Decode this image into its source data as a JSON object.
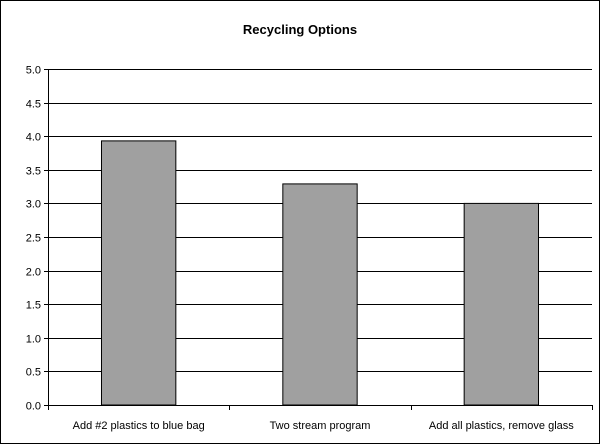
{
  "chart_data": {
    "type": "bar",
    "title": "Recycling Options",
    "xlabel": "",
    "ylabel": "",
    "categories": [
      "Add #2 plastics to blue bag",
      "Two stream program",
      "Add all plastics, remove glass"
    ],
    "values": [
      3.93,
      3.29,
      3.0
    ],
    "ylim": [
      0,
      5
    ],
    "yticks": [
      "0.0",
      "0.5",
      "1.0",
      "1.5",
      "2.0",
      "2.5",
      "3.0",
      "3.5",
      "4.0",
      "4.5",
      "5.0"
    ],
    "grid": true,
    "legend": "none",
    "colors": {
      "bar_fill": "#a0a0a0",
      "bar_stroke": "#000000",
      "grid": "#000000",
      "axis": "#000000",
      "background": "#ffffff"
    }
  }
}
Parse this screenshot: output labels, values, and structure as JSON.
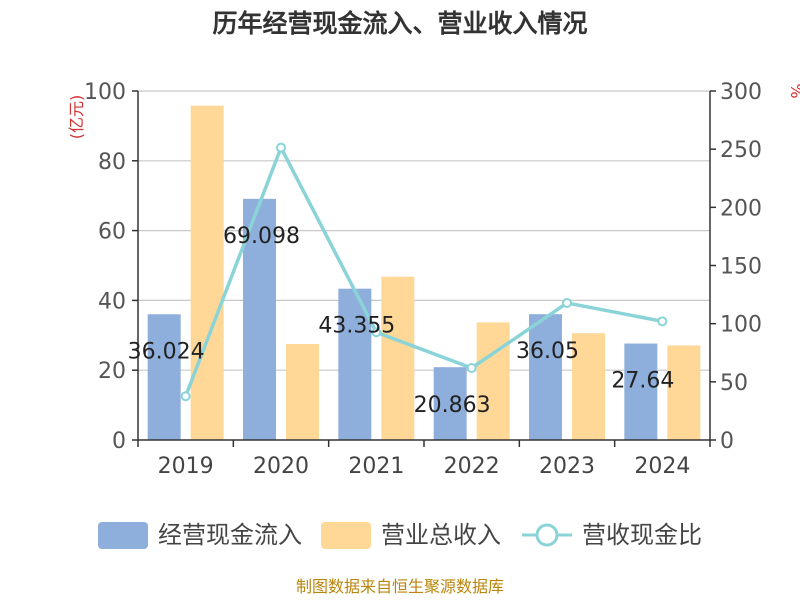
{
  "chart_data": {
    "type": "bar",
    "title": "历年经营现金流入、营业收入情况",
    "categories": [
      "2019",
      "2020",
      "2021",
      "2022",
      "2023",
      "2024"
    ],
    "series": [
      {
        "name": "经营现金流入",
        "kind": "bar",
        "axis": "left",
        "color": "#8eaedb",
        "values": [
          36.024,
          69.098,
          43.355,
          20.863,
          36.05,
          27.64
        ],
        "labels": [
          "36.024",
          "69.098",
          "43.355",
          "20.863",
          "36.05",
          "27.64"
        ]
      },
      {
        "name": "营业总收入",
        "kind": "bar",
        "axis": "left",
        "color": "#ffd897",
        "values": [
          95.8,
          27.5,
          46.8,
          33.7,
          30.6,
          27.1
        ]
      },
      {
        "name": "营收现金比",
        "kind": "line",
        "axis": "right",
        "color": "#8ad4d8",
        "values": [
          37.6,
          251.3,
          92.6,
          61.9,
          117.8,
          102.0
        ]
      }
    ],
    "y_left": {
      "unit": "(亿元)",
      "ylim": [
        0,
        100
      ],
      "ticks": [
        "0",
        "20",
        "40",
        "60",
        "80",
        "100"
      ]
    },
    "y_right": {
      "unit": "%",
      "ylim": [
        0,
        300
      ],
      "ticks": [
        "0",
        "50",
        "100",
        "150",
        "200",
        "250",
        "300"
      ]
    },
    "grid": true,
    "legend_position": "bottom"
  },
  "source": "制图数据来自恒生聚源数据库"
}
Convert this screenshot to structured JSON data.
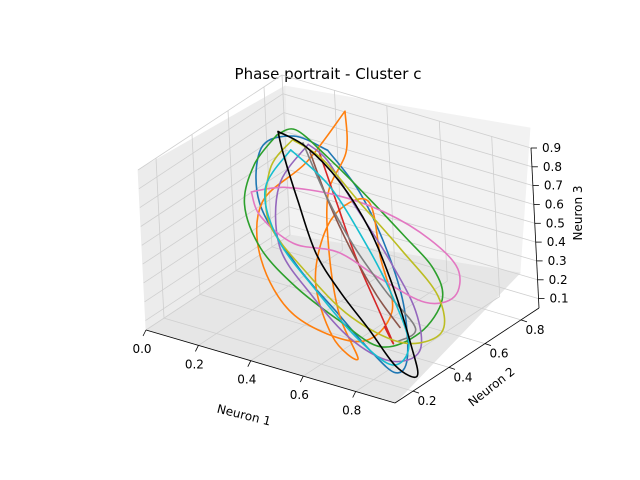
{
  "chart_data": {
    "type": "line",
    "projection": "3d",
    "title": "Phase portrait - Cluster c",
    "xlabel": "Neuron 1",
    "ylabel": "Neuron 2",
    "zlabel": "Neuron 3",
    "xlim": [
      0.0,
      0.95
    ],
    "ylim": [
      0.1,
      0.9
    ],
    "zlim": [
      0.05,
      0.9
    ],
    "xticks": [
      "0.0",
      "0.2",
      "0.4",
      "0.6",
      "0.8"
    ],
    "yticks": [
      "0.2",
      "0.4",
      "0.6",
      "0.8"
    ],
    "zticks": [
      "0.1",
      "0.2",
      "0.3",
      "0.4",
      "0.5",
      "0.6",
      "0.7",
      "0.8",
      "0.9"
    ],
    "grid": true,
    "series": [
      {
        "color": "#1f77b4",
        "points": [
          [
            0.22,
            0.82,
            0.64
          ],
          [
            0.12,
            0.78,
            0.7
          ],
          [
            0.05,
            0.7,
            0.66
          ],
          [
            0.14,
            0.55,
            0.5
          ],
          [
            0.38,
            0.4,
            0.36
          ],
          [
            0.6,
            0.3,
            0.26
          ],
          [
            0.78,
            0.22,
            0.18
          ],
          [
            0.9,
            0.18,
            0.14
          ],
          [
            0.92,
            0.22,
            0.2
          ],
          [
            0.8,
            0.38,
            0.34
          ],
          [
            0.62,
            0.55,
            0.46
          ],
          [
            0.42,
            0.7,
            0.58
          ],
          [
            0.22,
            0.82,
            0.64
          ]
        ]
      },
      {
        "color": "#ff7f0e",
        "points": [
          [
            0.28,
            0.84,
            0.86
          ],
          [
            0.32,
            0.78,
            0.7
          ],
          [
            0.3,
            0.7,
            0.52
          ],
          [
            0.4,
            0.55,
            0.34
          ],
          [
            0.55,
            0.38,
            0.18
          ],
          [
            0.7,
            0.26,
            0.08
          ],
          [
            0.62,
            0.24,
            0.18
          ],
          [
            0.45,
            0.4,
            0.32
          ],
          [
            0.38,
            0.6,
            0.48
          ],
          [
            0.48,
            0.66,
            0.58
          ],
          [
            0.62,
            0.52,
            0.42
          ],
          [
            0.74,
            0.4,
            0.26
          ],
          [
            0.68,
            0.3,
            0.14
          ],
          [
            0.42,
            0.32,
            0.16
          ],
          [
            0.2,
            0.46,
            0.28
          ],
          [
            0.1,
            0.62,
            0.44
          ],
          [
            0.18,
            0.76,
            0.6
          ],
          [
            0.28,
            0.84,
            0.86
          ]
        ]
      },
      {
        "color": "#2ca02c",
        "points": [
          [
            0.04,
            0.8,
            0.66
          ],
          [
            0.02,
            0.7,
            0.56
          ],
          [
            0.06,
            0.58,
            0.44
          ],
          [
            0.2,
            0.46,
            0.34
          ],
          [
            0.4,
            0.36,
            0.28
          ],
          [
            0.62,
            0.28,
            0.24
          ],
          [
            0.82,
            0.22,
            0.22
          ],
          [
            0.96,
            0.24,
            0.34
          ],
          [
            0.98,
            0.34,
            0.46
          ],
          [
            0.88,
            0.44,
            0.52
          ],
          [
            0.7,
            0.54,
            0.56
          ],
          [
            0.48,
            0.66,
            0.6
          ],
          [
            0.26,
            0.76,
            0.66
          ],
          [
            0.1,
            0.82,
            0.7
          ],
          [
            0.04,
            0.8,
            0.66
          ]
        ]
      },
      {
        "color": "#d62728",
        "points": [
          [
            0.2,
            0.8,
            0.64
          ],
          [
            0.36,
            0.66,
            0.52
          ],
          [
            0.54,
            0.5,
            0.4
          ],
          [
            0.72,
            0.36,
            0.28
          ],
          [
            0.84,
            0.26,
            0.22
          ],
          [
            0.78,
            0.3,
            0.26
          ]
        ]
      },
      {
        "color": "#9467bd",
        "points": [
          [
            0.16,
            0.8,
            0.66
          ],
          [
            0.14,
            0.66,
            0.52
          ],
          [
            0.26,
            0.48,
            0.36
          ],
          [
            0.46,
            0.36,
            0.26
          ],
          [
            0.66,
            0.28,
            0.16
          ],
          [
            0.84,
            0.24,
            0.14
          ],
          [
            0.94,
            0.26,
            0.22
          ],
          [
            0.86,
            0.36,
            0.34
          ],
          [
            0.66,
            0.5,
            0.46
          ],
          [
            0.44,
            0.64,
            0.56
          ],
          [
            0.26,
            0.76,
            0.64
          ],
          [
            0.16,
            0.8,
            0.66
          ]
        ]
      },
      {
        "color": "#8c564b",
        "points": [
          [
            0.18,
            0.78,
            0.64
          ],
          [
            0.34,
            0.64,
            0.54
          ],
          [
            0.52,
            0.5,
            0.44
          ],
          [
            0.7,
            0.38,
            0.34
          ],
          [
            0.84,
            0.3,
            0.28
          ]
        ]
      },
      {
        "color": "#e377c2",
        "points": [
          [
            0.06,
            0.62,
            0.48
          ],
          [
            0.12,
            0.58,
            0.4
          ],
          [
            0.3,
            0.5,
            0.38
          ],
          [
            0.5,
            0.46,
            0.44
          ],
          [
            0.7,
            0.4,
            0.42
          ],
          [
            0.9,
            0.36,
            0.4
          ],
          [
            1.0,
            0.38,
            0.46
          ],
          [
            0.96,
            0.46,
            0.54
          ],
          [
            0.8,
            0.54,
            0.58
          ],
          [
            0.58,
            0.62,
            0.58
          ],
          [
            0.36,
            0.66,
            0.56
          ],
          [
            0.16,
            0.66,
            0.52
          ],
          [
            0.06,
            0.62,
            0.48
          ]
        ]
      },
      {
        "color": "#7f7f7f",
        "points": [
          [
            0.14,
            0.8,
            0.66
          ],
          [
            0.32,
            0.66,
            0.54
          ],
          [
            0.52,
            0.52,
            0.44
          ],
          [
            0.72,
            0.4,
            0.36
          ],
          [
            0.9,
            0.3,
            0.3
          ],
          [
            0.86,
            0.26,
            0.24
          ]
        ]
      },
      {
        "color": "#bcbd22",
        "points": [
          [
            0.1,
            0.8,
            0.66
          ],
          [
            0.08,
            0.7,
            0.56
          ],
          [
            0.18,
            0.54,
            0.42
          ],
          [
            0.4,
            0.42,
            0.32
          ],
          [
            0.64,
            0.32,
            0.24
          ],
          [
            0.88,
            0.26,
            0.24
          ],
          [
            1.0,
            0.3,
            0.32
          ],
          [
            0.92,
            0.4,
            0.42
          ],
          [
            0.7,
            0.52,
            0.5
          ],
          [
            0.46,
            0.64,
            0.58
          ],
          [
            0.24,
            0.76,
            0.64
          ],
          [
            0.1,
            0.8,
            0.66
          ]
        ]
      },
      {
        "color": "#17becf",
        "points": [
          [
            0.12,
            0.76,
            0.64
          ],
          [
            0.1,
            0.64,
            0.5
          ],
          [
            0.24,
            0.5,
            0.38
          ],
          [
            0.46,
            0.38,
            0.28
          ],
          [
            0.68,
            0.28,
            0.18
          ],
          [
            0.86,
            0.22,
            0.14
          ],
          [
            0.9,
            0.26,
            0.24
          ],
          [
            0.74,
            0.4,
            0.36
          ],
          [
            0.54,
            0.54,
            0.48
          ],
          [
            0.32,
            0.68,
            0.58
          ],
          [
            0.12,
            0.76,
            0.64
          ]
        ]
      },
      {
        "color": "#000000",
        "points": [
          [
            0.06,
            0.78,
            0.7
          ],
          [
            0.12,
            0.72,
            0.64
          ],
          [
            0.24,
            0.62,
            0.5
          ],
          [
            0.4,
            0.48,
            0.38
          ],
          [
            0.56,
            0.38,
            0.3
          ],
          [
            0.72,
            0.3,
            0.22
          ],
          [
            0.86,
            0.24,
            0.12
          ],
          [
            0.94,
            0.24,
            0.1
          ],
          [
            0.88,
            0.3,
            0.2
          ],
          [
            0.72,
            0.44,
            0.36
          ],
          [
            0.54,
            0.58,
            0.5
          ],
          [
            0.36,
            0.68,
            0.62
          ],
          [
            0.18,
            0.76,
            0.68
          ],
          [
            0.06,
            0.78,
            0.7
          ]
        ]
      }
    ]
  }
}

☆ ☆ ☆ ☆

WHAT YOU ARE ASKED TO DO: Count the lines in the entries that hold the word "axis", and give nothing but the total.

ANSWER TO THIS PROBLEM: 4